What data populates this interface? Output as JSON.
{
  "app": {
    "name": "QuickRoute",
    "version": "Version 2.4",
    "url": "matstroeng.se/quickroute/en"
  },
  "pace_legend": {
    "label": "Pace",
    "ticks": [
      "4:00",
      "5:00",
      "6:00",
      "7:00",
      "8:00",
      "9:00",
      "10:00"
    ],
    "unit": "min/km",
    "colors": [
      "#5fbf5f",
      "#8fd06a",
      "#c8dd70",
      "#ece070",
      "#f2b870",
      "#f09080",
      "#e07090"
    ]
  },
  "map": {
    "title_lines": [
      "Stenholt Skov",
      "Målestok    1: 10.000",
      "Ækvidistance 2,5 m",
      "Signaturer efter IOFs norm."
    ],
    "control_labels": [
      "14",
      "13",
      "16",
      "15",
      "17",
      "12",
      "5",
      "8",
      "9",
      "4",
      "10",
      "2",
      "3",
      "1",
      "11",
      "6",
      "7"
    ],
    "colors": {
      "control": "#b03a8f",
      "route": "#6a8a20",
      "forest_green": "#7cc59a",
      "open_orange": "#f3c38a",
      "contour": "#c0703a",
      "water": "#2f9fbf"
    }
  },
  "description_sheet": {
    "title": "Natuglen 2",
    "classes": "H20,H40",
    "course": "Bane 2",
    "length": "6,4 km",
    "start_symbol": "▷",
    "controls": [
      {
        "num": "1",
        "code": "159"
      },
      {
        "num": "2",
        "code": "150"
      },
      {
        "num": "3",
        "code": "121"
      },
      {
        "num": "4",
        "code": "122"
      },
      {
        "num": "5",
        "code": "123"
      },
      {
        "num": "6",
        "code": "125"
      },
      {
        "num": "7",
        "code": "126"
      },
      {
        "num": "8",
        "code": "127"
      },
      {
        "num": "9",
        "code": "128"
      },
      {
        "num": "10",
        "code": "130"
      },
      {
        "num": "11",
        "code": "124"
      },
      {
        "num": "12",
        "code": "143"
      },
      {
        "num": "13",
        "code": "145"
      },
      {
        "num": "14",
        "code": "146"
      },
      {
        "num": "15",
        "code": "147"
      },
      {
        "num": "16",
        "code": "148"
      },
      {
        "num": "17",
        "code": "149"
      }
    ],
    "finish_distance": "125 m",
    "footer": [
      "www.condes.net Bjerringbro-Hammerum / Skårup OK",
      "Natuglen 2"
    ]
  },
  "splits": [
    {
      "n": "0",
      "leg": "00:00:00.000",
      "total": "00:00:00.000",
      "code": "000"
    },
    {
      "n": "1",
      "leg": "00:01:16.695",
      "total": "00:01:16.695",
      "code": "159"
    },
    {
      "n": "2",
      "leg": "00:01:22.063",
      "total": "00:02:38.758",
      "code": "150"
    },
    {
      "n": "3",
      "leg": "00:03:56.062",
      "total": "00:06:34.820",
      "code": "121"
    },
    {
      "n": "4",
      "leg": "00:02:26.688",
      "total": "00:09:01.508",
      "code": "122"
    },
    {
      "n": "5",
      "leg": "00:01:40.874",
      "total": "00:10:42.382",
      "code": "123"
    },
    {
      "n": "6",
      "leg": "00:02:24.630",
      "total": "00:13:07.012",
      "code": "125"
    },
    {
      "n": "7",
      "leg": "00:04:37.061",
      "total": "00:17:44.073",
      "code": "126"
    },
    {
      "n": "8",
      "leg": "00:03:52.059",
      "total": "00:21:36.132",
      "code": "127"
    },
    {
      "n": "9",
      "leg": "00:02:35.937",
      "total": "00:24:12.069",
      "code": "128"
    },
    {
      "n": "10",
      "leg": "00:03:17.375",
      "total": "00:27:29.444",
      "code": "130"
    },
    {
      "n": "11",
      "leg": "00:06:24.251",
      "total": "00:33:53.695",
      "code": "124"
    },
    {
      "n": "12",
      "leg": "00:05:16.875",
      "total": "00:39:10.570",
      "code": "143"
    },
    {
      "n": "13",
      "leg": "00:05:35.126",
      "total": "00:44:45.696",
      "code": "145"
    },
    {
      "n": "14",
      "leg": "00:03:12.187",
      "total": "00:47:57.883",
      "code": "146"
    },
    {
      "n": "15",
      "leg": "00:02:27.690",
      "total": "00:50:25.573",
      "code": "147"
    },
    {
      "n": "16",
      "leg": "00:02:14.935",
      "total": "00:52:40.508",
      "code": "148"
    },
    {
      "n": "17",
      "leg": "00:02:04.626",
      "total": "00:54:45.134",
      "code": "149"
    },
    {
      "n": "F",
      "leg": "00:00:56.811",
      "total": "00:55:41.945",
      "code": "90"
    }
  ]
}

########################################

▸ TASK DETAILS: Everything in the listing above should be restated exactly.

▸ ANSWER FOR THIS EXERCISE:
What data populates this interface? Output as JSON.
{
  "app": {
    "name": "QuickRoute",
    "version": "Version 2.4",
    "url": "matstroeng.se/quickroute/en"
  },
  "pace_legend": {
    "label": "Pace",
    "ticks": [
      "4:00",
      "5:00",
      "6:00",
      "7:00",
      "8:00",
      "9:00",
      "10:00"
    ],
    "unit": "min/km",
    "colors": [
      "#5fbf5f",
      "#8fd06a",
      "#c8dd70",
      "#ece070",
      "#f2b870",
      "#f09080",
      "#e07090"
    ]
  },
  "map": {
    "title_lines": [
      "Stenholt Skov",
      "Målestok    1: 10.000",
      "Ækvidistance 2,5 m",
      "Signaturer efter IOFs norm."
    ],
    "control_labels": [
      "14",
      "13",
      "16",
      "15",
      "17",
      "12",
      "5",
      "8",
      "9",
      "4",
      "10",
      "2",
      "3",
      "1",
      "11",
      "6",
      "7"
    ],
    "colors": {
      "control": "#b03a8f",
      "route": "#6a8a20",
      "forest_green": "#7cc59a",
      "open_orange": "#f3c38a",
      "contour": "#c0703a",
      "water": "#2f9fbf"
    }
  },
  "description_sheet": {
    "title": "Natuglen 2",
    "classes": "H20,H40",
    "course": "Bane 2",
    "length": "6,4 km",
    "start_symbol": "▷",
    "controls": [
      {
        "num": "1",
        "code": "159"
      },
      {
        "num": "2",
        "code": "150"
      },
      {
        "num": "3",
        "code": "121"
      },
      {
        "num": "4",
        "code": "122"
      },
      {
        "num": "5",
        "code": "123"
      },
      {
        "num": "6",
        "code": "125"
      },
      {
        "num": "7",
        "code": "126"
      },
      {
        "num": "8",
        "code": "127"
      },
      {
        "num": "9",
        "code": "128"
      },
      {
        "num": "10",
        "code": "130"
      },
      {
        "num": "11",
        "code": "124"
      },
      {
        "num": "12",
        "code": "143"
      },
      {
        "num": "13",
        "code": "145"
      },
      {
        "num": "14",
        "code": "146"
      },
      {
        "num": "15",
        "code": "147"
      },
      {
        "num": "16",
        "code": "148"
      },
      {
        "num": "17",
        "code": "149"
      }
    ],
    "finish_distance": "125 m",
    "footer": [
      "www.condes.net Bjerringbro-Hammerum / Skårup OK",
      "Natuglen 2"
    ]
  },
  "splits": [
    {
      "n": "0",
      "leg": "00:00:00.000",
      "total": "00:00:00.000",
      "code": "000"
    },
    {
      "n": "1",
      "leg": "00:01:16.695",
      "total": "00:01:16.695",
      "code": "159"
    },
    {
      "n": "2",
      "leg": "00:01:22.063",
      "total": "00:02:38.758",
      "code": "150"
    },
    {
      "n": "3",
      "leg": "00:03:56.062",
      "total": "00:06:34.820",
      "code": "121"
    },
    {
      "n": "4",
      "leg": "00:02:26.688",
      "total": "00:09:01.508",
      "code": "122"
    },
    {
      "n": "5",
      "leg": "00:01:40.874",
      "total": "00:10:42.382",
      "code": "123"
    },
    {
      "n": "6",
      "leg": "00:02:24.630",
      "total": "00:13:07.012",
      "code": "125"
    },
    {
      "n": "7",
      "leg": "00:04:37.061",
      "total": "00:17:44.073",
      "code": "126"
    },
    {
      "n": "8",
      "leg": "00:03:52.059",
      "total": "00:21:36.132",
      "code": "127"
    },
    {
      "n": "9",
      "leg": "00:02:35.937",
      "total": "00:24:12.069",
      "code": "128"
    },
    {
      "n": "10",
      "leg": "00:03:17.375",
      "total": "00:27:29.444",
      "code": "130"
    },
    {
      "n": "11",
      "leg": "00:06:24.251",
      "total": "00:33:53.695",
      "code": "124"
    },
    {
      "n": "12",
      "leg": "00:05:16.875",
      "total": "00:39:10.570",
      "code": "143"
    },
    {
      "n": "13",
      "leg": "00:05:35.126",
      "total": "00:44:45.696",
      "code": "145"
    },
    {
      "n": "14",
      "leg": "00:03:12.187",
      "total": "00:47:57.883",
      "code": "146"
    },
    {
      "n": "15",
      "leg": "00:02:27.690",
      "total": "00:50:25.573",
      "code": "147"
    },
    {
      "n": "16",
      "leg": "00:02:14.935",
      "total": "00:52:40.508",
      "code": "148"
    },
    {
      "n": "17",
      "leg": "00:02:04.626",
      "total": "00:54:45.134",
      "code": "149"
    },
    {
      "n": "F",
      "leg": "00:00:56.811",
      "total": "00:55:41.945",
      "code": "90"
    }
  ]
}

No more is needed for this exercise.